> **What is required**
Transcribe each record exactly. Include every one.

------ Data listing ------

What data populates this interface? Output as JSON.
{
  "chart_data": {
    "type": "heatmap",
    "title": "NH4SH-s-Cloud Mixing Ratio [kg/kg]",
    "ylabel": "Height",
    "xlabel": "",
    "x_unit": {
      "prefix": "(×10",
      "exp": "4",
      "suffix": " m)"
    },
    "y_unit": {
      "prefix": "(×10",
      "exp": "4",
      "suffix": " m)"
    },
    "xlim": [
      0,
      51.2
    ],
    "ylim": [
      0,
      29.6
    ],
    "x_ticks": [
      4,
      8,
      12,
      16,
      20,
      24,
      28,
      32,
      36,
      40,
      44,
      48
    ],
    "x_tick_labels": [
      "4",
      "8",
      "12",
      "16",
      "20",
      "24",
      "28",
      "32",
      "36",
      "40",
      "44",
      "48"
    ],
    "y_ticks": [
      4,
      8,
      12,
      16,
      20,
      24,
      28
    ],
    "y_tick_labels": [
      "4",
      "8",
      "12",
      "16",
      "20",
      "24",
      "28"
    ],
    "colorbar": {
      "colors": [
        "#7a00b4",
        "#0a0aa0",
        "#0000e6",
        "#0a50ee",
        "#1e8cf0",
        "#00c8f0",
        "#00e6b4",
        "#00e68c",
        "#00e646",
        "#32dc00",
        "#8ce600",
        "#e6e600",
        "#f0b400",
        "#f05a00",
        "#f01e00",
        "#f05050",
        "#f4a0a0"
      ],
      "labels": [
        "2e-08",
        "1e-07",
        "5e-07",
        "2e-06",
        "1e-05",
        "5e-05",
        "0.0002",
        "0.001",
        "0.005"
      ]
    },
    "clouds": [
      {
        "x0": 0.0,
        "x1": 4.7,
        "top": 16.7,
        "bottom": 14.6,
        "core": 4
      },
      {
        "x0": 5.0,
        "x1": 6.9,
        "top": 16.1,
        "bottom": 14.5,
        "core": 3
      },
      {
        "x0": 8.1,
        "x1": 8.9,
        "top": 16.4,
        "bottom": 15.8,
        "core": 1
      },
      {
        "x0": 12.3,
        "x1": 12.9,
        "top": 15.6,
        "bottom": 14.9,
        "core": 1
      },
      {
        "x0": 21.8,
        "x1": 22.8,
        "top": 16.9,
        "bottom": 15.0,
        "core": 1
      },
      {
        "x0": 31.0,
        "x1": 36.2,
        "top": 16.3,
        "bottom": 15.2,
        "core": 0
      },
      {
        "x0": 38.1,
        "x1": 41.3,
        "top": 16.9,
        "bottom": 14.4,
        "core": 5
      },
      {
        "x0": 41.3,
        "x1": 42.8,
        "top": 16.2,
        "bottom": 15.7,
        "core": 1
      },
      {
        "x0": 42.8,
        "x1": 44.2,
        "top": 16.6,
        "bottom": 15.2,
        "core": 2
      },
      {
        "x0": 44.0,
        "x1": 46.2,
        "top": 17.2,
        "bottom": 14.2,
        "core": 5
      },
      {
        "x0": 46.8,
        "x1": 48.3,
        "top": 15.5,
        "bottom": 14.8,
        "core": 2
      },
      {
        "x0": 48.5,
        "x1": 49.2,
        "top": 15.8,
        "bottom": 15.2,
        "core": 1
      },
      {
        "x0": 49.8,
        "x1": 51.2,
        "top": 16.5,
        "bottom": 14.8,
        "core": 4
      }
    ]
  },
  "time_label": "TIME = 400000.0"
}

------

> **Response below**
What data populates this interface? Output as JSON.
{
  "chart_data": {
    "type": "heatmap",
    "title": "NH4SH-s-Cloud Mixing Ratio [kg/kg]",
    "ylabel": "Height",
    "xlabel": "",
    "x_unit": {
      "prefix": "(×10",
      "exp": "4",
      "suffix": " m)"
    },
    "y_unit": {
      "prefix": "(×10",
      "exp": "4",
      "suffix": " m)"
    },
    "xlim": [
      0,
      51.2
    ],
    "ylim": [
      0,
      29.6
    ],
    "x_ticks": [
      4,
      8,
      12,
      16,
      20,
      24,
      28,
      32,
      36,
      40,
      44,
      48
    ],
    "x_tick_labels": [
      "4",
      "8",
      "12",
      "16",
      "20",
      "24",
      "28",
      "32",
      "36",
      "40",
      "44",
      "48"
    ],
    "y_ticks": [
      4,
      8,
      12,
      16,
      20,
      24,
      28
    ],
    "y_tick_labels": [
      "4",
      "8",
      "12",
      "16",
      "20",
      "24",
      "28"
    ],
    "colorbar": {
      "colors": [
        "#7a00b4",
        "#0a0aa0",
        "#0000e6",
        "#0a50ee",
        "#1e8cf0",
        "#00c8f0",
        "#00e6b4",
        "#00e68c",
        "#00e646",
        "#32dc00",
        "#8ce600",
        "#e6e600",
        "#f0b400",
        "#f05a00",
        "#f01e00",
        "#f05050",
        "#f4a0a0"
      ],
      "labels": [
        "2e-08",
        "1e-07",
        "5e-07",
        "2e-06",
        "1e-05",
        "5e-05",
        "0.0002",
        "0.001",
        "0.005"
      ]
    },
    "clouds": [
      {
        "x0": 0.0,
        "x1": 4.7,
        "top": 16.7,
        "bottom": 14.6,
        "core": 4
      },
      {
        "x0": 5.0,
        "x1": 6.9,
        "top": 16.1,
        "bottom": 14.5,
        "core": 3
      },
      {
        "x0": 8.1,
        "x1": 8.9,
        "top": 16.4,
        "bottom": 15.8,
        "core": 1
      },
      {
        "x0": 12.3,
        "x1": 12.9,
        "top": 15.6,
        "bottom": 14.9,
        "core": 1
      },
      {
        "x0": 21.8,
        "x1": 22.8,
        "top": 16.9,
        "bottom": 15.0,
        "core": 1
      },
      {
        "x0": 31.0,
        "x1": 36.2,
        "top": 16.3,
        "bottom": 15.2,
        "core": 0
      },
      {
        "x0": 38.1,
        "x1": 41.3,
        "top": 16.9,
        "bottom": 14.4,
        "core": 5
      },
      {
        "x0": 41.3,
        "x1": 42.8,
        "top": 16.2,
        "bottom": 15.7,
        "core": 1
      },
      {
        "x0": 42.8,
        "x1": 44.2,
        "top": 16.6,
        "bottom": 15.2,
        "core": 2
      },
      {
        "x0": 44.0,
        "x1": 46.2,
        "top": 17.2,
        "bottom": 14.2,
        "core": 5
      },
      {
        "x0": 46.8,
        "x1": 48.3,
        "top": 15.5,
        "bottom": 14.8,
        "core": 2
      },
      {
        "x0": 48.5,
        "x1": 49.2,
        "top": 15.8,
        "bottom": 15.2,
        "core": 1
      },
      {
        "x0": 49.8,
        "x1": 51.2,
        "top": 16.5,
        "bottom": 14.8,
        "core": 4
      }
    ]
  },
  "time_label": "TIME = 400000.0"
}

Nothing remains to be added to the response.